═════ Supplied data

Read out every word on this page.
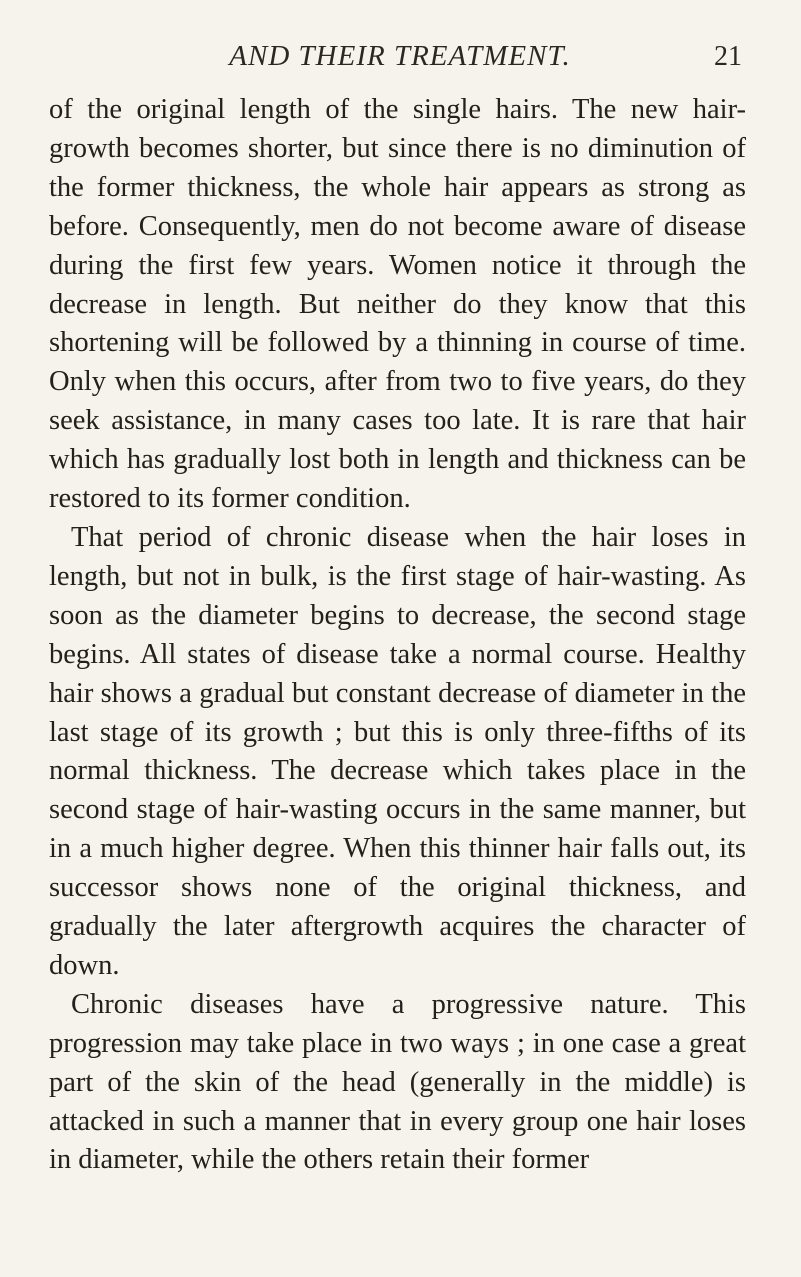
AND THEIR TREATMENT.	21

of the original length of the single hairs. The new hair-growth becomes shorter, but since there is no diminution of the former thickness, the whole hair appears as strong as before. Consequently, men do not become aware of disease during the first few years. Women notice it through the decrease in length. But neither do they know that this shortening will be followed by a thinning in course of time. Only when this occurs, after from two to five years, do they seek assistance, in many cases too late. It is rare that hair which has gradually lost both in length and thickness can be restored to its former condition.

That period of chronic disease when the hair loses in length, but not in bulk, is the first stage of hair-wasting. As soon as the diameter begins to decrease, the second stage begins. All states of disease take a normal course. Healthy hair shows a gradual but constant decrease of diameter in the last stage of its growth ; but this is only three-fifths of its normal thickness. The decrease which takes place in the second stage of hair-wasting occurs in the same manner, but in a much higher degree. When this thinner hair falls out, its successor shows none of the original thickness, and gradually the later aftergrowth acquires the character of down.

Chronic diseases have a progressive nature. This progression may take place in two ways ; in one case a great part of the skin of the head (generally in the middle) is attacked in such a manner that in every group one hair loses in diameter, while the others retain their former
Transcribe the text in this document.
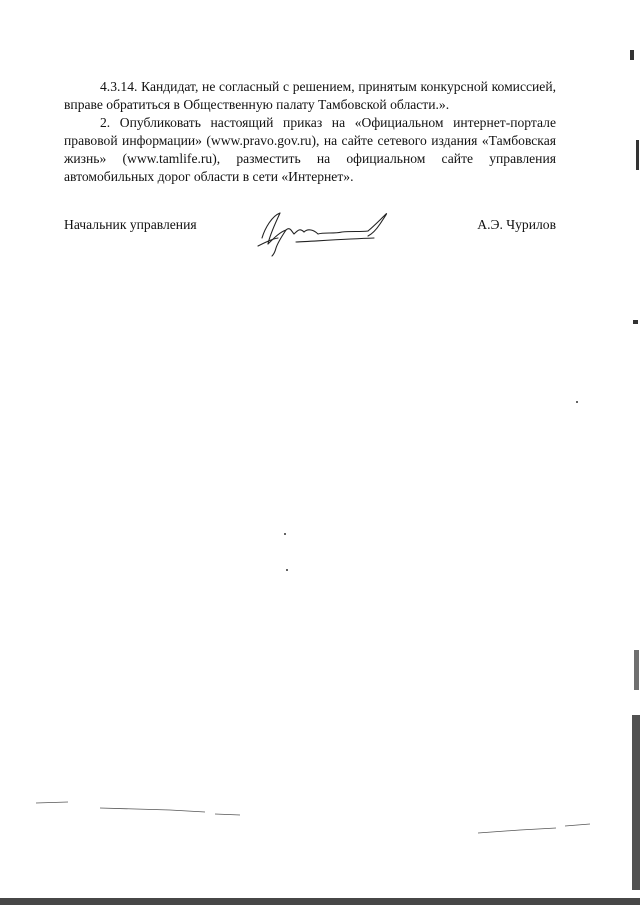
4.3.14. Кандидат, не согласный с решением, принятым конкурсной комиссией, вправе обратиться в Общественную палату Тамбовской области.».

2. Опубликовать настоящий приказ на «Официальном интернет-портале правовой информации» (www.pravo.gov.ru), на сайте сетевого издания «Тамбовская жизнь» (www.tamlife.ru), разместить на официальном сайте управления автомобильных дорог области в сети «Интернет».

Начальник управления	А.Э. Чурилов
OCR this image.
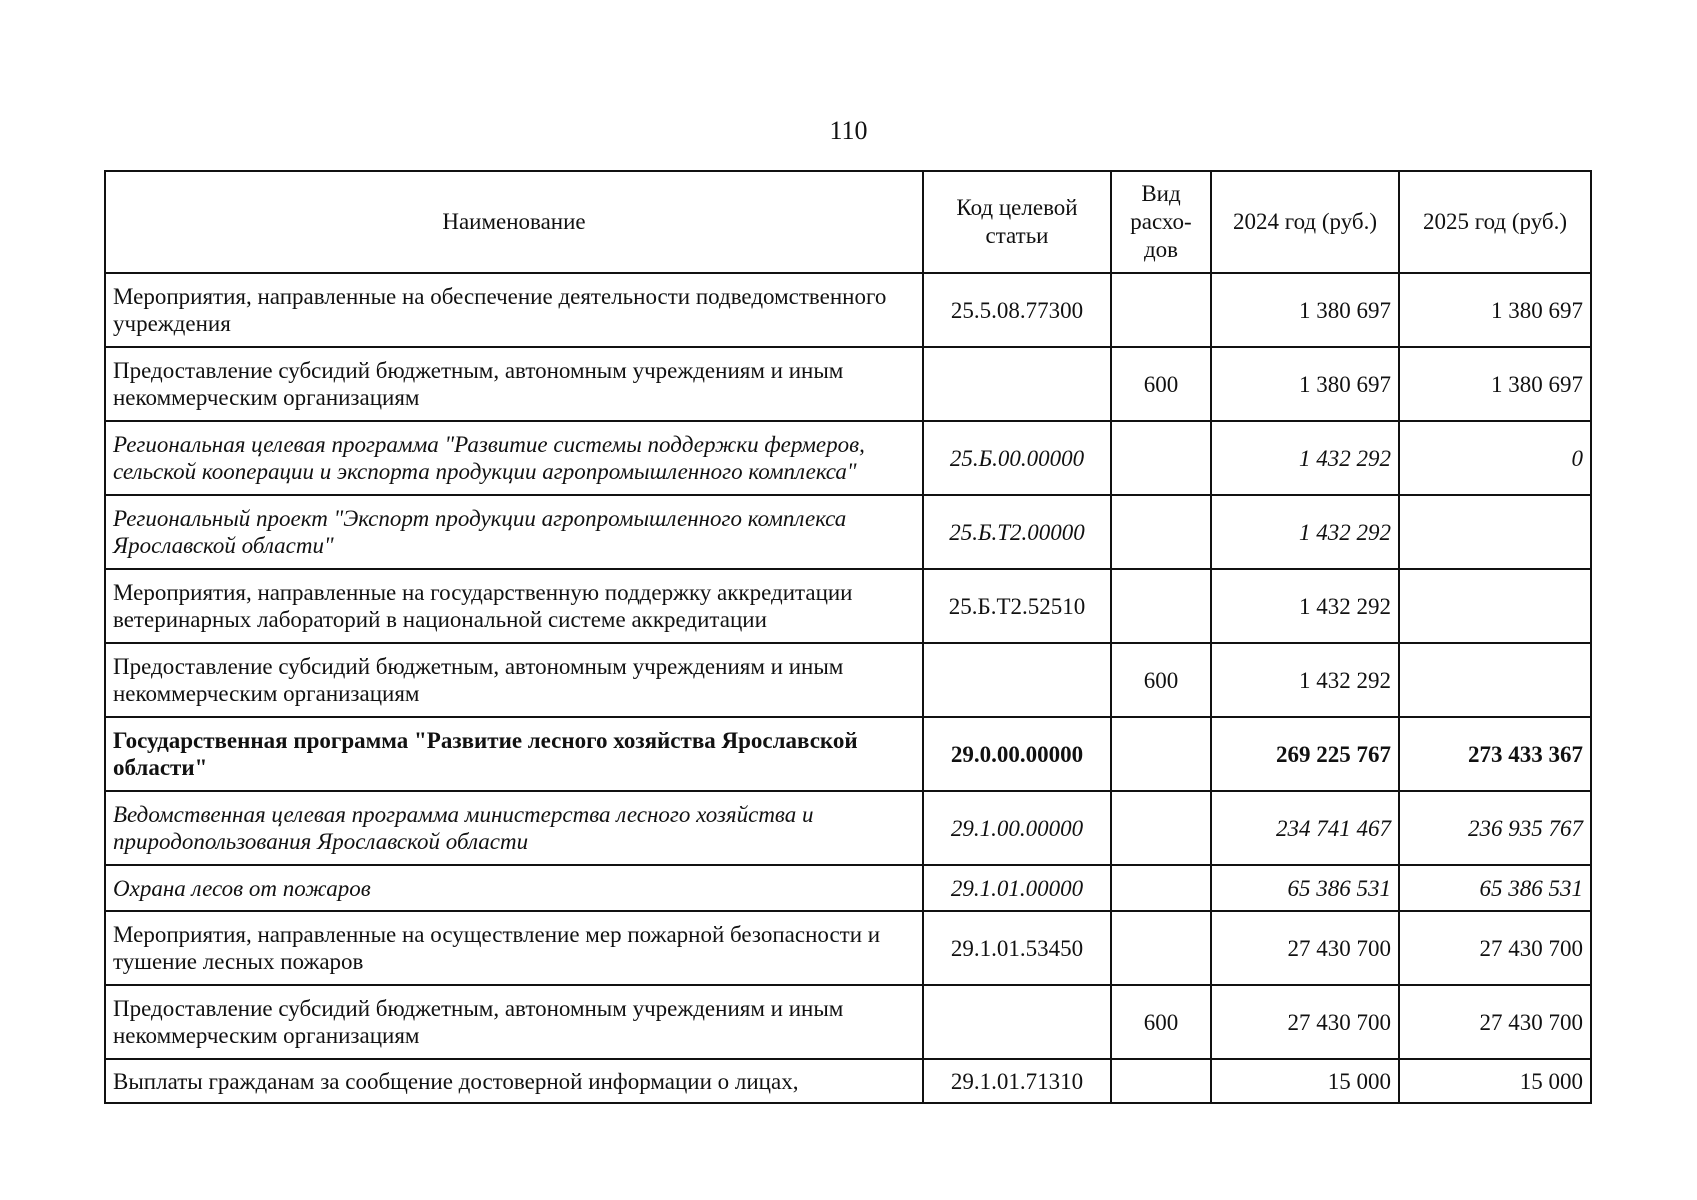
110
Наименование	Код целевой статьи	Вид расхо-дов	2024 год (руб.)	2025 год (руб.)
Мероприятия, направленные на обеспечение деятельности подведомственного учреждения	25.5.08.77300		1 380 697	1 380 697
Предоставление субсидий бюджетным, автономным учреждениям и иным некоммерческим организациям		600	1 380 697	1 380 697
Региональная целевая программа "Развитие системы поддержки фермеров, сельской кооперации и экспорта продукции агропромышленного комплекса"	25.Б.00.00000		1 432 292	0
Региональный проект "Экспорт продукции агропромышленного комплекса Ярославской области"	25.Б.Т2.00000		1 432 292	
Мероприятия, направленные на государственную поддержку аккредитации ветеринарных лабораторий в национальной системе аккредитации	25.Б.Т2.52510		1 432 292	
Предоставление субсидий бюджетным, автономным учреждениям и иным некоммерческим организациям		600	1 432 292	
Государственная программа "Развитие лесного хозяйства Ярославской области"	29.0.00.00000		269 225 767	273 433 367
Ведомственная целевая программа министерства лесного хозяйства и природопользования Ярославской области	29.1.00.00000		234 741 467	236 935 767
Охрана лесов от пожаров	29.1.01.00000		65 386 531	65 386 531
Мероприятия, направленные на осуществление мер пожарной безопасности и тушение лесных пожаров	29.1.01.53450		27 430 700	27 430 700
Предоставление субсидий бюджетным, автономным учреждениям и иным некоммерческим организациям		600	27 430 700	27 430 700
Выплаты гражданам за сообщение достоверной информации о лицах,	29.1.01.71310		15 000	15 000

══════════

Given request
Omit all pictures while transcribing the entries verbatim.

Answer below
Read out every word on this page.
AND THEIR TREATMENT.	21

of the original length of the single hairs. The new hair-growth becomes shorter, but since there is no diminution of the former thickness, the whole hair appears as strong as before. Consequently, men do not become aware of disease during the first few years. Women notice it through the decrease in length. But neither do they know that this shortening will be followed by a thinning in course of time. Only when this occurs, after from two to five years, do they seek assistance, in many cases too late. It is rare that hair which has gradually lost both in length and thickness can be restored to its former condition.

That period of chronic disease when the hair loses in length, but not in bulk, is the first stage of hair-wasting. As soon as the diameter begins to decrease, the second stage begins. All states of disease take a normal course. Healthy hair shows a gradual but constant decrease of diameter in the last stage of its growth ; but this is only three-fifths of its normal thickness. The decrease which takes place in the second stage of hair-wasting occurs in the same manner, but in a much higher degree. When this thinner hair falls out, its successor shows none of the original thickness, and gradually the later aftergrowth acquires the character of down.

Chronic diseases have a progressive nature. This progression may take place in two ways ; in one case a great part of the skin of the head (generally in the middle) is attacked in such a manner that in every group one hair loses in diameter, while the others retain their former
Transcribe the text in this document.
4.3.14. Кандидат, не согласный с решением, принятым конкурсной комиссией, вправе обратиться в Общественную палату Тамбовской области.».

2. Опубликовать настоящий приказ на «Официальном интернет-портале правовой информации» (www.pravo.gov.ru), на сайте сетевого издания «Тамбовская жизнь» (www.tamlife.ru), разместить на официальном сайте управления автомобильных дорог области в сети «Интернет».

Начальник управления	А.Э. Чурилов
OCR this image.
110
Наименование	Код целевой статьи	Вид расхо-дов	2024 год (руб.)	2025 год (руб.)
Мероприятия, направленные на обеспечение деятельности подведомственного учреждения	25.5.08.77300		1 380 697	1 380 697
Предоставление субсидий бюджетным, автономным учреждениям и иным некоммерческим организациям		600	1 380 697	1 380 697
Региональная целевая программа "Развитие системы поддержки фермеров, сельской кооперации и экспорта продукции агропромышленного комплекса"	25.Б.00.00000		1 432 292	0
Региональный проект "Экспорт продукции агропромышленного комплекса Ярославской области"	25.Б.Т2.00000		1 432 292	
Мероприятия, направленные на государственную поддержку аккредитации ветеринарных лабораторий в национальной системе аккредитации	25.Б.Т2.52510		1 432 292	
Предоставление субсидий бюджетным, автономным учреждениям и иным некоммерческим организациям		600	1 432 292	
Государственная программа "Развитие лесного хозяйства Ярославской области"	29.0.00.00000		269 225 767	273 433 367
Ведомственная целевая программа министерства лесного хозяйства и природопользования Ярославской области	29.1.00.00000		234 741 467	236 935 767
Охрана лесов от пожаров	29.1.01.00000		65 386 531	65 386 531
Мероприятия, направленные на осуществление мер пожарной безопасности и тушение лесных пожаров	29.1.01.53450		27 430 700	27 430 700
Предоставление субсидий бюджетным, автономным учреждениям и иным некоммерческим организациям		600	27 430 700	27 430 700
Выплаты гражданам за сообщение достоверной информации о лицах,	29.1.01.71310		15 000	15 000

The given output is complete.